**PROVIDED DATA**
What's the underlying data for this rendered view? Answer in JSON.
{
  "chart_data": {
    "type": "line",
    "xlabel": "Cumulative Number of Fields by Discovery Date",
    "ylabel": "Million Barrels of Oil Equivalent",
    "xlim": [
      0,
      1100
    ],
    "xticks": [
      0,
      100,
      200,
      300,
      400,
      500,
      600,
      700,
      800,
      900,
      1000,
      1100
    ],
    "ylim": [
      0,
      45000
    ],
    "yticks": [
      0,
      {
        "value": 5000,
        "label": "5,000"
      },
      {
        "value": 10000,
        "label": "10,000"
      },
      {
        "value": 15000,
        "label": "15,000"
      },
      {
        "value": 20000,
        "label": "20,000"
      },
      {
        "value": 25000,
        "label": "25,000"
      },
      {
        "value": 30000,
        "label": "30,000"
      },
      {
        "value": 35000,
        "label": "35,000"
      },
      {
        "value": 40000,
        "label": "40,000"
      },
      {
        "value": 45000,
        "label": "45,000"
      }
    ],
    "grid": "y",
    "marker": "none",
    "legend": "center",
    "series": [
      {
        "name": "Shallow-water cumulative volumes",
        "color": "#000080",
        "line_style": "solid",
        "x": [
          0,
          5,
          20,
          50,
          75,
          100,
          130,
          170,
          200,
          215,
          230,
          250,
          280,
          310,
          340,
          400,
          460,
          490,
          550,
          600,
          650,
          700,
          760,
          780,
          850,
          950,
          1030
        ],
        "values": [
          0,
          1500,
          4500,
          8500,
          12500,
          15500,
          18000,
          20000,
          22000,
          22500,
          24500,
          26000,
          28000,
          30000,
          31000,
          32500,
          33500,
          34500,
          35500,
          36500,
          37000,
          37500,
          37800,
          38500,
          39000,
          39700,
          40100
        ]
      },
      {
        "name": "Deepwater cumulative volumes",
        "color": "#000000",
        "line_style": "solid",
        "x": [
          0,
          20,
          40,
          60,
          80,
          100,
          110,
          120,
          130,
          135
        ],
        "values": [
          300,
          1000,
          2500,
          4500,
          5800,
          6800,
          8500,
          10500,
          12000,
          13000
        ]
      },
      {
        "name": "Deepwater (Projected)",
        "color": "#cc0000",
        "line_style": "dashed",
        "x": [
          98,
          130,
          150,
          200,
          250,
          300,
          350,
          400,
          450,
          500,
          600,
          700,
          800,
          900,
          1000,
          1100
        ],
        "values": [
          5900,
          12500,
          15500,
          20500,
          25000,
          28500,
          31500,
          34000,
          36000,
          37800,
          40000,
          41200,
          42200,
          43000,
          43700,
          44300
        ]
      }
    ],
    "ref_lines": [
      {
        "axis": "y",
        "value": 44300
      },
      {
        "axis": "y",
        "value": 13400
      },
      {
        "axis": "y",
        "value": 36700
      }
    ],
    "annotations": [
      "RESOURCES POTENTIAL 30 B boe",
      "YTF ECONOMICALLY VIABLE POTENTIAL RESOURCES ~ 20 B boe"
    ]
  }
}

**WHAT THE TASK ASKS**
Exactly reproduce every record.

**RESPONSE BELOW**
What's the underlying data for this rendered view? Answer in JSON.
{
  "chart_data": {
    "type": "line",
    "xlabel": "Cumulative Number of Fields by Discovery Date",
    "ylabel": "Million Barrels of Oil Equivalent",
    "xlim": [
      0,
      1100
    ],
    "xticks": [
      0,
      100,
      200,
      300,
      400,
      500,
      600,
      700,
      800,
      900,
      1000,
      1100
    ],
    "ylim": [
      0,
      45000
    ],
    "yticks": [
      0,
      {
        "value": 5000,
        "label": "5,000"
      },
      {
        "value": 10000,
        "label": "10,000"
      },
      {
        "value": 15000,
        "label": "15,000"
      },
      {
        "value": 20000,
        "label": "20,000"
      },
      {
        "value": 25000,
        "label": "25,000"
      },
      {
        "value": 30000,
        "label": "30,000"
      },
      {
        "value": 35000,
        "label": "35,000"
      },
      {
        "value": 40000,
        "label": "40,000"
      },
      {
        "value": 45000,
        "label": "45,000"
      }
    ],
    "grid": "y",
    "marker": "none",
    "legend": "center",
    "series": [
      {
        "name": "Shallow-water cumulative volumes",
        "color": "#000080",
        "line_style": "solid",
        "x": [
          0,
          5,
          20,
          50,
          75,
          100,
          130,
          170,
          200,
          215,
          230,
          250,
          280,
          310,
          340,
          400,
          460,
          490,
          550,
          600,
          650,
          700,
          760,
          780,
          850,
          950,
          1030
        ],
        "values": [
          0,
          1500,
          4500,
          8500,
          12500,
          15500,
          18000,
          20000,
          22000,
          22500,
          24500,
          26000,
          28000,
          30000,
          31000,
          32500,
          33500,
          34500,
          35500,
          36500,
          37000,
          37500,
          37800,
          38500,
          39000,
          39700,
          40100
        ]
      },
      {
        "name": "Deepwater cumulative volumes",
        "color": "#000000",
        "line_style": "solid",
        "x": [
          0,
          20,
          40,
          60,
          80,
          100,
          110,
          120,
          130,
          135
        ],
        "values": [
          300,
          1000,
          2500,
          4500,
          5800,
          6800,
          8500,
          10500,
          12000,
          13000
        ]
      },
      {
        "name": "Deepwater (Projected)",
        "color": "#cc0000",
        "line_style": "dashed",
        "x": [
          98,
          130,
          150,
          200,
          250,
          300,
          350,
          400,
          450,
          500,
          600,
          700,
          800,
          900,
          1000,
          1100
        ],
        "values": [
          5900,
          12500,
          15500,
          20500,
          25000,
          28500,
          31500,
          34000,
          36000,
          37800,
          40000,
          41200,
          42200,
          43000,
          43700,
          44300
        ]
      }
    ],
    "ref_lines": [
      {
        "axis": "y",
        "value": 44300
      },
      {
        "axis": "y",
        "value": 13400
      },
      {
        "axis": "y",
        "value": 36700
      }
    ],
    "annotations": [
      "RESOURCES POTENTIAL 30 B boe",
      "YTF ECONOMICALLY VIABLE POTENTIAL RESOURCES ~ 20 B boe"
    ]
  }
}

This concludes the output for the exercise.